• **Work to complete**
For this exercise, repeat all of the material verbatim apart from its images.

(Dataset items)
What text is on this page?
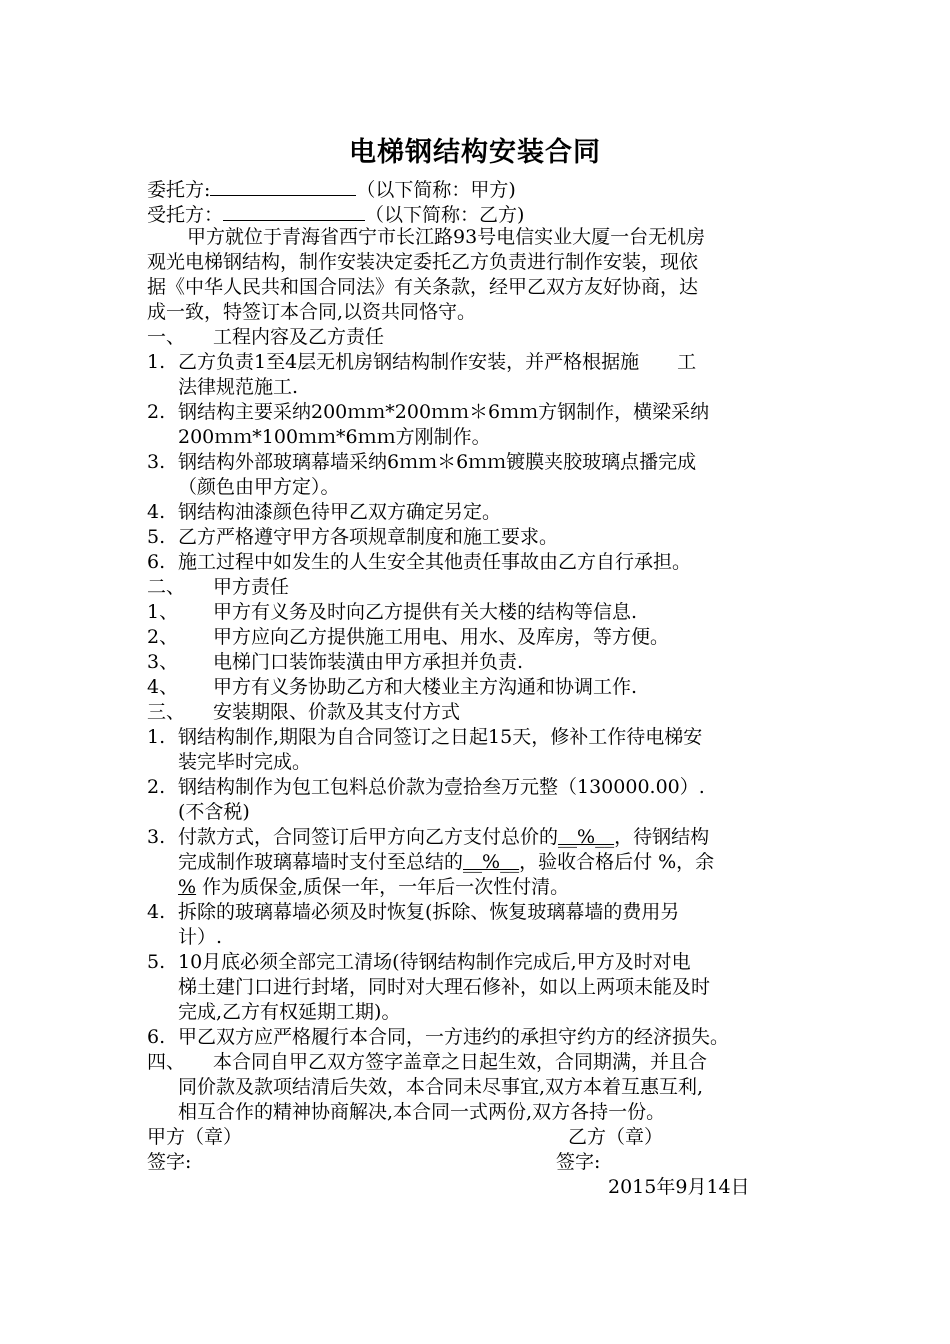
电梯钢结构安装合同
委托方:	（以下简称：甲方)
受托方：	（以下简称：乙方)
甲方就位于青海省西宁市长江路93号电信实业大厦一台无机房
观光电梯钢结构，制作安装决定委托乙方负责进行制作安装，现依
据《中华人民共和国合同法》有关条款，经甲乙双方友好协商，达
成一致，特签订本合同,以资共同恪守。
一、 工程内容及乙方责任
1. 乙方负责1至4层无机房钢结构制作安装，并严格根据施　　工
法律规范施工.
2. 钢结构主要采纳200ｍｍ*200ｍｍ＊6ｍｍ方钢制作，横梁采纳
200ｍｍ*100ｍｍ*6ｍｍ方刚制作。
3. 钢结构外部玻璃幕墙采纳6ｍｍ＊6ｍｍ镀膜夹胶玻璃点播完成
（颜色由甲方定）。
4. 钢结构油漆颜色待甲乙双方确定另定。
5. 乙方严格遵守甲方各项规章制度和施工要求。
6. 施工过程中如发生的人生安全其他责任事故由乙方自行承担。
二、 甲方责任
1、 甲方有义务及时向乙方提供有关大楼的结构等信息.
2、 甲方应向乙方提供施工用电、用水、及库房，等方便。
3、 电梯门口装饰装潢由甲方承担并负责.
4、 甲方有义务协助乙方和大楼业主方沟通和协调工作.
三、 安装期限、价款及其支付方式
1. 钢结构制作,期限为自合同签订之日起15天，修补工作待电梯安
装完毕时完成。
2. 钢结构制作为包工包料总价款为壹拾叁万元整（130000.00）.
(不含税)
3. 付款方式，合同签订后甲方向乙方支付总价的__%__，待钢结构
完成制作玻璃幕墙时支付至总结的__%__，验收合格后付 %，余
% 作为质保金,质保一年，一年后一次性付清。
4. 拆除的玻璃幕墙必须及时恢复(拆除、恢复玻璃幕墙的费用另
计）.
5. 10月底必须全部完工清场(待钢结构制作完成后,甲方及时对电
梯土建门口进行封堵，同时对大理石修补，如以上两项未能及时
完成,乙方有权延期工期)。
6. 甲乙双方应严格履行本合同，一方违约的承担守约方的经济损失。
四、 本合同自甲乙双方签字盖章之日起生效，合同期满，并且合
同价款及款项结清后失效，本合同未尽事宜,双方本着互惠互利,
相互合作的精神协商解决,本合同一式两份,双方各持一份。
甲方（章）	乙方（章）
签字:	签字:
2015年9月14日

• **Solution to the problem**
What text is on this page?
电梯钢结构安装合同
委托方:	（以下简称：甲方)
受托方：	（以下简称：乙方)
甲方就位于青海省西宁市长江路93号电信实业大厦一台无机房
观光电梯钢结构，制作安装决定委托乙方负责进行制作安装，现依
据《中华人民共和国合同法》有关条款，经甲乙双方友好协商，达
成一致，特签订本合同,以资共同恪守。
一、 工程内容及乙方责任
1. 乙方负责1至4层无机房钢结构制作安装，并严格根据施　　工
法律规范施工.
2. 钢结构主要采纳200ｍｍ*200ｍｍ＊6ｍｍ方钢制作，横梁采纳
200ｍｍ*100ｍｍ*6ｍｍ方刚制作。
3. 钢结构外部玻璃幕墙采纳6ｍｍ＊6ｍｍ镀膜夹胶玻璃点播完成
（颜色由甲方定）。
4. 钢结构油漆颜色待甲乙双方确定另定。
5. 乙方严格遵守甲方各项规章制度和施工要求。
6. 施工过程中如发生的人生安全其他责任事故由乙方自行承担。
二、 甲方责任
1、 甲方有义务及时向乙方提供有关大楼的结构等信息.
2、 甲方应向乙方提供施工用电、用水、及库房，等方便。
3、 电梯门口装饰装潢由甲方承担并负责.
4、 甲方有义务协助乙方和大楼业主方沟通和协调工作.
三、 安装期限、价款及其支付方式
1. 钢结构制作,期限为自合同签订之日起15天，修补工作待电梯安
装完毕时完成。
2. 钢结构制作为包工包料总价款为壹拾叁万元整（130000.00）.
(不含税)
3. 付款方式，合同签订后甲方向乙方支付总价的__%__，待钢结构
完成制作玻璃幕墙时支付至总结的__%__，验收合格后付 %，余
% 作为质保金,质保一年，一年后一次性付清。
4. 拆除的玻璃幕墙必须及时恢复(拆除、恢复玻璃幕墙的费用另
计）.
5. 10月底必须全部完工清场(待钢结构制作完成后,甲方及时对电
梯土建门口进行封堵，同时对大理石修补，如以上两项未能及时
完成,乙方有权延期工期)。
6. 甲乙双方应严格履行本合同，一方违约的承担守约方的经济损失。
四、 本合同自甲乙双方签字盖章之日起生效，合同期满，并且合
同价款及款项结清后失效，本合同未尽事宜,双方本着互惠互利,
相互合作的精神协商解决,本合同一式两份,双方各持一份。
甲方（章）	乙方（章）
签字:	签字:
2015年9月14日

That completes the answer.